Records drawn from a dataset
┄┄┄┄┄┄
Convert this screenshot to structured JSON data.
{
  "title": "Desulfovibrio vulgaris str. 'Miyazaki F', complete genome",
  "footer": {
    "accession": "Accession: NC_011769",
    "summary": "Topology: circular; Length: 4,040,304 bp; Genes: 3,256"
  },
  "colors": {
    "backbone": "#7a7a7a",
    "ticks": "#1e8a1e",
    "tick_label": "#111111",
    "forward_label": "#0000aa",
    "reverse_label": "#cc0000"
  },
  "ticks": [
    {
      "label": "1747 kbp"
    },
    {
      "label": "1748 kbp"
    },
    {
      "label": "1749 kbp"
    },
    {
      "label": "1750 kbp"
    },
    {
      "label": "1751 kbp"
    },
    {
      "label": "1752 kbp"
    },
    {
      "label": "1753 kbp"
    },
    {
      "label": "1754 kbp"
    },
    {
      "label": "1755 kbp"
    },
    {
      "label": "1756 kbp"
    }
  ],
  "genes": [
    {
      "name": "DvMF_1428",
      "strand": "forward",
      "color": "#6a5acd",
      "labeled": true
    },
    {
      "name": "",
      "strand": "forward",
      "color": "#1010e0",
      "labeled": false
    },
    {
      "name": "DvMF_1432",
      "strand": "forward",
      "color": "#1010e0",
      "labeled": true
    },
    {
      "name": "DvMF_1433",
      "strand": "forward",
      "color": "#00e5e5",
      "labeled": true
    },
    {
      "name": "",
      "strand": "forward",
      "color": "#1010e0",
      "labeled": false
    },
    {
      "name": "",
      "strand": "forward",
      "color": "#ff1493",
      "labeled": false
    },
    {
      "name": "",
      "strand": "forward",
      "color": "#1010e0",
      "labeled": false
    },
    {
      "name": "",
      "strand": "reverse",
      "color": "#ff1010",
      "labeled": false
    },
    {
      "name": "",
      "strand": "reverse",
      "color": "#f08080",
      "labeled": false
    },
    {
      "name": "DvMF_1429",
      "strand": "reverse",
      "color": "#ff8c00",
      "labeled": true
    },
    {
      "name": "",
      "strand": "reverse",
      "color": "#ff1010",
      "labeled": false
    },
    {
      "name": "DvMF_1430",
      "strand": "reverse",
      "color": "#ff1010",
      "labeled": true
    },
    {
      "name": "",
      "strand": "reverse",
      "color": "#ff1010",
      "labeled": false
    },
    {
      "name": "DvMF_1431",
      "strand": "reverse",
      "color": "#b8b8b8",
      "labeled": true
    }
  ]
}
┄┄┄┄┄┄
▶ _Exercise aim_: What is needed is a word-for-word copy of all the entries.

▶ _Solved exercise_:
Convert this screenshot to structured JSON data.
{
  "title": "Desulfovibrio vulgaris str. 'Miyazaki F', complete genome",
  "footer": {
    "accession": "Accession: NC_011769",
    "summary": "Topology: circular; Length: 4,040,304 bp; Genes: 3,256"
  },
  "colors": {
    "backbone": "#7a7a7a",
    "ticks": "#1e8a1e",
    "tick_label": "#111111",
    "forward_label": "#0000aa",
    "reverse_label": "#cc0000"
  },
  "ticks": [
    {
      "label": "1747 kbp"
    },
    {
      "label": "1748 kbp"
    },
    {
      "label": "1749 kbp"
    },
    {
      "label": "1750 kbp"
    },
    {
      "label": "1751 kbp"
    },
    {
      "label": "1752 kbp"
    },
    {
      "label": "1753 kbp"
    },
    {
      "label": "1754 kbp"
    },
    {
      "label": "1755 kbp"
    },
    {
      "label": "1756 kbp"
    }
  ],
  "genes": [
    {
      "name": "DvMF_1428",
      "strand": "forward",
      "color": "#6a5acd",
      "labeled": true
    },
    {
      "name": "",
      "strand": "forward",
      "color": "#1010e0",
      "labeled": false
    },
    {
      "name": "DvMF_1432",
      "strand": "forward",
      "color": "#1010e0",
      "labeled": true
    },
    {
      "name": "DvMF_1433",
      "strand": "forward",
      "color": "#00e5e5",
      "labeled": true
    },
    {
      "name": "",
      "strand": "forward",
      "color": "#1010e0",
      "labeled": false
    },
    {
      "name": "",
      "strand": "forward",
      "color": "#ff1493",
      "labeled": false
    },
    {
      "name": "",
      "strand": "forward",
      "color": "#1010e0",
      "labeled": false
    },
    {
      "name": "",
      "strand": "reverse",
      "color": "#ff1010",
      "labeled": false
    },
    {
      "name": "",
      "strand": "reverse",
      "color": "#f08080",
      "labeled": false
    },
    {
      "name": "DvMF_1429",
      "strand": "reverse",
      "color": "#ff8c00",
      "labeled": true
    },
    {
      "name": "",
      "strand": "reverse",
      "color": "#ff1010",
      "labeled": false
    },
    {
      "name": "DvMF_1430",
      "strand": "reverse",
      "color": "#ff1010",
      "labeled": true
    },
    {
      "name": "",
      "strand": "reverse",
      "color": "#ff1010",
      "labeled": false
    },
    {
      "name": "DvMF_1431",
      "strand": "reverse",
      "color": "#b8b8b8",
      "labeled": true
    }
  ]
}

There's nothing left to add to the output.